*Provided material:*
■ ■ ■

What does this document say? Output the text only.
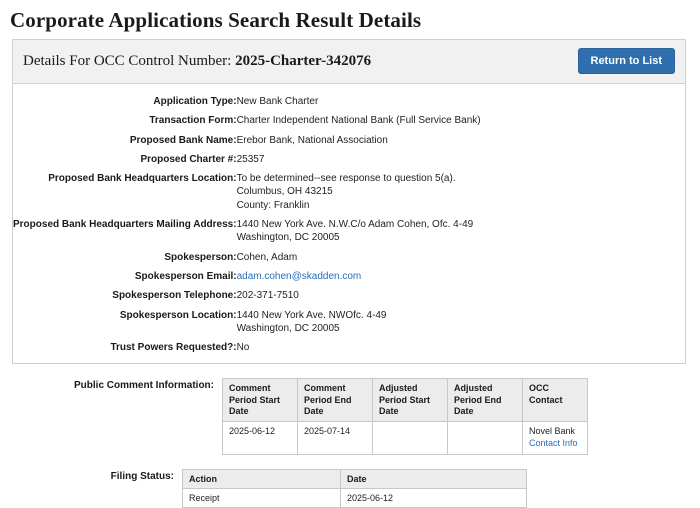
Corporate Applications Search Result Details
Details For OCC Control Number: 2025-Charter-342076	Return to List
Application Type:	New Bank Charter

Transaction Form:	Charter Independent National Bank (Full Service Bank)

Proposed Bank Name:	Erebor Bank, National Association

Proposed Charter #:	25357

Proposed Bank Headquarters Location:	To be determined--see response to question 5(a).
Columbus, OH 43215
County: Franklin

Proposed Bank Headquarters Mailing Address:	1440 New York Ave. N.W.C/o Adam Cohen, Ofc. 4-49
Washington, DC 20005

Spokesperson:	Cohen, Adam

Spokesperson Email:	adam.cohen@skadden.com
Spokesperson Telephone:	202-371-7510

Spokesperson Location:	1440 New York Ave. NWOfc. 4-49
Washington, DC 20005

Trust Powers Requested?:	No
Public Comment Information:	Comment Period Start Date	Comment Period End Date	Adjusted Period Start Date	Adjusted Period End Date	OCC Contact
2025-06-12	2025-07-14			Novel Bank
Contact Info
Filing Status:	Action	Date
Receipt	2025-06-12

■ ■ ■

State the number of lines that contain the string "Headquarters", with no other words.

*Result:* 2